YOUR GOAL: Present the data once more in exactly its original form.

EXTRACTED RECORDS:
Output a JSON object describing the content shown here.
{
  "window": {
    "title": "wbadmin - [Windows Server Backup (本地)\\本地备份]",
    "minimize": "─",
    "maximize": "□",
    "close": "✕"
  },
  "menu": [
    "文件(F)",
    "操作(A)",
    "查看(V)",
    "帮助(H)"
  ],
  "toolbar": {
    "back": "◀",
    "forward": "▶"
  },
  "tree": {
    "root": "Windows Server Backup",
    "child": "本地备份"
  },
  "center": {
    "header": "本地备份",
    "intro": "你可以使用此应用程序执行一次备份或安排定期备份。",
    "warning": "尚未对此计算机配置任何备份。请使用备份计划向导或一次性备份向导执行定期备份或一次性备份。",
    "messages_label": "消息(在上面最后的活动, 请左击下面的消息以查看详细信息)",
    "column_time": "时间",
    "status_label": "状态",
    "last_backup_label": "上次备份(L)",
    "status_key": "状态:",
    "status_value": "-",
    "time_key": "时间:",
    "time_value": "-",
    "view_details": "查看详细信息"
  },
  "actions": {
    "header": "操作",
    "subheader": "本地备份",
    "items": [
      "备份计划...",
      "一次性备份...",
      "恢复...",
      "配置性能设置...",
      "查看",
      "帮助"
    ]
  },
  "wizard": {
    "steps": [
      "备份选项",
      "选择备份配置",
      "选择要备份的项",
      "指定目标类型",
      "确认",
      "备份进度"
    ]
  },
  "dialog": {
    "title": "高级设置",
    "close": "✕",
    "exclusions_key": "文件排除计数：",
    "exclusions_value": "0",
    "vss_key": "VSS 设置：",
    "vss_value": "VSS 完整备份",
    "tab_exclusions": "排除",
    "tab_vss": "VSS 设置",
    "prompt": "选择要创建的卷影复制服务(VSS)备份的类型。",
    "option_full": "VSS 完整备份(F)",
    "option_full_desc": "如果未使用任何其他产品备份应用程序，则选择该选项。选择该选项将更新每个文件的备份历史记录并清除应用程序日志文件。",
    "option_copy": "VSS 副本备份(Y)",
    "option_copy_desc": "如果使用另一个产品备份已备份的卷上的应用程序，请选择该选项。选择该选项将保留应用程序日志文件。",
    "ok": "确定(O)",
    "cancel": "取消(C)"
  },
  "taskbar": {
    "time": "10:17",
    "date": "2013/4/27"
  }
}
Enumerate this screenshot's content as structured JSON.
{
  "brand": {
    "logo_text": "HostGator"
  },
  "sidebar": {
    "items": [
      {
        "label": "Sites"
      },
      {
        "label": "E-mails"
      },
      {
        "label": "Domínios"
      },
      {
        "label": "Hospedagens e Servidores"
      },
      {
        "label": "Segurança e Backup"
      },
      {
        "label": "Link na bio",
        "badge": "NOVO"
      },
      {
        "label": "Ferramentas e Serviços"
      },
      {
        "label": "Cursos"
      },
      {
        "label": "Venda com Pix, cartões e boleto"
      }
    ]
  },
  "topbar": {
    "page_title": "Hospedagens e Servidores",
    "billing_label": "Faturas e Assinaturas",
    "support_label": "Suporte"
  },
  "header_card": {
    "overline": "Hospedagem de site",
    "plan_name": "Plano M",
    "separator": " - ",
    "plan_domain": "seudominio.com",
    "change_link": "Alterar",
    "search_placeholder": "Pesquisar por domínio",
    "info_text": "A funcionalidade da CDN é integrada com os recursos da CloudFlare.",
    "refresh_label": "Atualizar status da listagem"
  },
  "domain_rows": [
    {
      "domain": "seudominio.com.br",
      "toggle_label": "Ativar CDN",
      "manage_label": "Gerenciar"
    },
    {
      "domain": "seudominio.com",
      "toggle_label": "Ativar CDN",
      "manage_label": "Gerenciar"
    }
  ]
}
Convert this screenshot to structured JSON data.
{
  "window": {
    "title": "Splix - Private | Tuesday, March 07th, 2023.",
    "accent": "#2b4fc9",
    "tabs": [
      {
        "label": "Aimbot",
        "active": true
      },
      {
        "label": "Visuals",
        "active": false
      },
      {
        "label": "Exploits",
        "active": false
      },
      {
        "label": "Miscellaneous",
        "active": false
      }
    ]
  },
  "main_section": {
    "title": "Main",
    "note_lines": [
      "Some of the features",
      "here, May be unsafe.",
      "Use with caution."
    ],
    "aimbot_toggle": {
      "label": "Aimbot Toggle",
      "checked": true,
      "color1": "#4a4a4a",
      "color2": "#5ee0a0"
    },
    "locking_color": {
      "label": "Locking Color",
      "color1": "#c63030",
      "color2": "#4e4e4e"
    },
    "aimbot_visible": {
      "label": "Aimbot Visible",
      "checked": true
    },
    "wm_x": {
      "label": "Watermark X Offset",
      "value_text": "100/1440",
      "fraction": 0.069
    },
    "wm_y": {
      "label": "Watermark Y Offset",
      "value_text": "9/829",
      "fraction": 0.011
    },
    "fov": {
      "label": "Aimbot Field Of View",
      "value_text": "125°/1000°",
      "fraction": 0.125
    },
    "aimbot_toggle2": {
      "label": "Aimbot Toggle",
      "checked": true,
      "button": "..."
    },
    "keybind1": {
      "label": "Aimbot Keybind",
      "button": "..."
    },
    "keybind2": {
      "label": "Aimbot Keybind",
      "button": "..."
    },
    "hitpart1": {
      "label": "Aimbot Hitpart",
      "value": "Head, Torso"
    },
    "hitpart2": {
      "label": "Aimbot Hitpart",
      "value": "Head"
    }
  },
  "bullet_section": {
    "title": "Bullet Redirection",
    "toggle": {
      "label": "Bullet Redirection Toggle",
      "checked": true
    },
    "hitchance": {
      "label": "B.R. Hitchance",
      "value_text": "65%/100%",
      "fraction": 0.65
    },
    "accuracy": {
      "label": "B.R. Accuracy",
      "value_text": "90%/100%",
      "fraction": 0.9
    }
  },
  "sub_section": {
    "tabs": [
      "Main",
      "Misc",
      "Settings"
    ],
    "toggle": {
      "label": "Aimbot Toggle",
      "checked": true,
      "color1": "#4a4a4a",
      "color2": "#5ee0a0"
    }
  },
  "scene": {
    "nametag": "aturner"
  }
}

OUTPUT OF THE EXERCISE:
Output a JSON object describing the content shown here.
{
  "window": {
    "title": "wbadmin - [Windows Server Backup (本地)\\本地备份]",
    "minimize": "─",
    "maximize": "□",
    "close": "✕"
  },
  "menu": [
    "文件(F)",
    "操作(A)",
    "查看(V)",
    "帮助(H)"
  ],
  "toolbar": {
    "back": "◀",
    "forward": "▶"
  },
  "tree": {
    "root": "Windows Server Backup",
    "child": "本地备份"
  },
  "center": {
    "header": "本地备份",
    "intro": "你可以使用此应用程序执行一次备份或安排定期备份。",
    "warning": "尚未对此计算机配置任何备份。请使用备份计划向导或一次性备份向导执行定期备份或一次性备份。",
    "messages_label": "消息(在上面最后的活动, 请左击下面的消息以查看详细信息)",
    "column_time": "时间",
    "status_label": "状态",
    "last_backup_label": "上次备份(L)",
    "status_key": "状态:",
    "status_value": "-",
    "time_key": "时间:",
    "time_value": "-",
    "view_details": "查看详细信息"
  },
  "actions": {
    "header": "操作",
    "subheader": "本地备份",
    "items": [
      "备份计划...",
      "一次性备份...",
      "恢复...",
      "配置性能设置...",
      "查看",
      "帮助"
    ]
  },
  "wizard": {
    "steps": [
      "备份选项",
      "选择备份配置",
      "选择要备份的项",
      "指定目标类型",
      "确认",
      "备份进度"
    ]
  },
  "dialog": {
    "title": "高级设置",
    "close": "✕",
    "exclusions_key": "文件排除计数：",
    "exclusions_value": "0",
    "vss_key": "VSS 设置：",
    "vss_value": "VSS 完整备份",
    "tab_exclusions": "排除",
    "tab_vss": "VSS 设置",
    "prompt": "选择要创建的卷影复制服务(VSS)备份的类型。",
    "option_full": "VSS 完整备份(F)",
    "option_full_desc": "如果未使用任何其他产品备份应用程序，则选择该选项。选择该选项将更新每个文件的备份历史记录并清除应用程序日志文件。",
    "option_copy": "VSS 副本备份(Y)",
    "option_copy_desc": "如果使用另一个产品备份已备份的卷上的应用程序，请选择该选项。选择该选项将保留应用程序日志文件。",
    "ok": "确定(O)",
    "cancel": "取消(C)"
  },
  "taskbar": {
    "time": "10:17",
    "date": "2013/4/27"
  }
}
Enumerate this screenshot's content as structured JSON.
{
  "brand": {
    "logo_text": "HostGator"
  },
  "sidebar": {
    "items": [
      {
        "label": "Sites"
      },
      {
        "label": "E-mails"
      },
      {
        "label": "Domínios"
      },
      {
        "label": "Hospedagens e Servidores"
      },
      {
        "label": "Segurança e Backup"
      },
      {
        "label": "Link na bio",
        "badge": "NOVO"
      },
      {
        "label": "Ferramentas e Serviços"
      },
      {
        "label": "Cursos"
      },
      {
        "label": "Venda com Pix, cartões e boleto"
      }
    ]
  },
  "topbar": {
    "page_title": "Hospedagens e Servidores",
    "billing_label": "Faturas e Assinaturas",
    "support_label": "Suporte"
  },
  "header_card": {
    "overline": "Hospedagem de site",
    "plan_name": "Plano M",
    "separator": " - ",
    "plan_domain": "seudominio.com",
    "change_link": "Alterar",
    "search_placeholder": "Pesquisar por domínio",
    "info_text": "A funcionalidade da CDN é integrada com os recursos da CloudFlare.",
    "refresh_label": "Atualizar status da listagem"
  },
  "domain_rows": [
    {
      "domain": "seudominio.com.br",
      "toggle_label": "Ativar CDN",
      "manage_label": "Gerenciar"
    },
    {
      "domain": "seudominio.com",
      "toggle_label": "Ativar CDN",
      "manage_label": "Gerenciar"
    }
  ]
}
Convert this screenshot to structured JSON data.
{
  "window": {
    "title": "Splix - Private | Tuesday, March 07th, 2023.",
    "accent": "#2b4fc9",
    "tabs": [
      {
        "label": "Aimbot",
        "active": true
      },
      {
        "label": "Visuals",
        "active": false
      },
      {
        "label": "Exploits",
        "active": false
      },
      {
        "label": "Miscellaneous",
        "active": false
      }
    ]
  },
  "main_section": {
    "title": "Main",
    "note_lines": [
      "Some of the features",
      "here, May be unsafe.",
      "Use with caution."
    ],
    "aimbot_toggle": {
      "label": "Aimbot Toggle",
      "checked": true,
      "color1": "#4a4a4a",
      "color2": "#5ee0a0"
    },
    "locking_color": {
      "label": "Locking Color",
      "color1": "#c63030",
      "color2": "#4e4e4e"
    },
    "aimbot_visible": {
      "label": "Aimbot Visible",
      "checked": true
    },
    "wm_x": {
      "label": "Watermark X Offset",
      "value_text": "100/1440",
      "fraction": 0.069
    },
    "wm_y": {
      "label": "Watermark Y Offset",
      "value_text": "9/829",
      "fraction": 0.011
    },
    "fov": {
      "label": "Aimbot Field Of View",
      "value_text": "125°/1000°",
      "fraction": 0.125
    },
    "aimbot_toggle2": {
      "label": "Aimbot Toggle",
      "checked": true,
      "button": "..."
    },
    "keybind1": {
      "label": "Aimbot Keybind",
      "button": "..."
    },
    "keybind2": {
      "label": "Aimbot Keybind",
      "button": "..."
    },
    "hitpart1": {
      "label": "Aimbot Hitpart",
      "value": "Head, Torso"
    },
    "hitpart2": {
      "label": "Aimbot Hitpart",
      "value": "Head"
    }
  },
  "bullet_section": {
    "title": "Bullet Redirection",
    "toggle": {
      "label": "Bullet Redirection Toggle",
      "checked": true
    },
    "hitchance": {
      "label": "B.R. Hitchance",
      "value_text": "65%/100%",
      "fraction": 0.65
    },
    "accuracy": {
      "label": "B.R. Accuracy",
      "value_text": "90%/100%",
      "fraction": 0.9
    }
  },
  "sub_section": {
    "tabs": [
      "Main",
      "Misc",
      "Settings"
    ],
    "toggle": {
      "label": "Aimbot Toggle",
      "checked": true,
      "color1": "#4a4a4a",
      "color2": "#5ee0a0"
    }
  },
  "scene": {
    "nametag": "aturner"
  }
}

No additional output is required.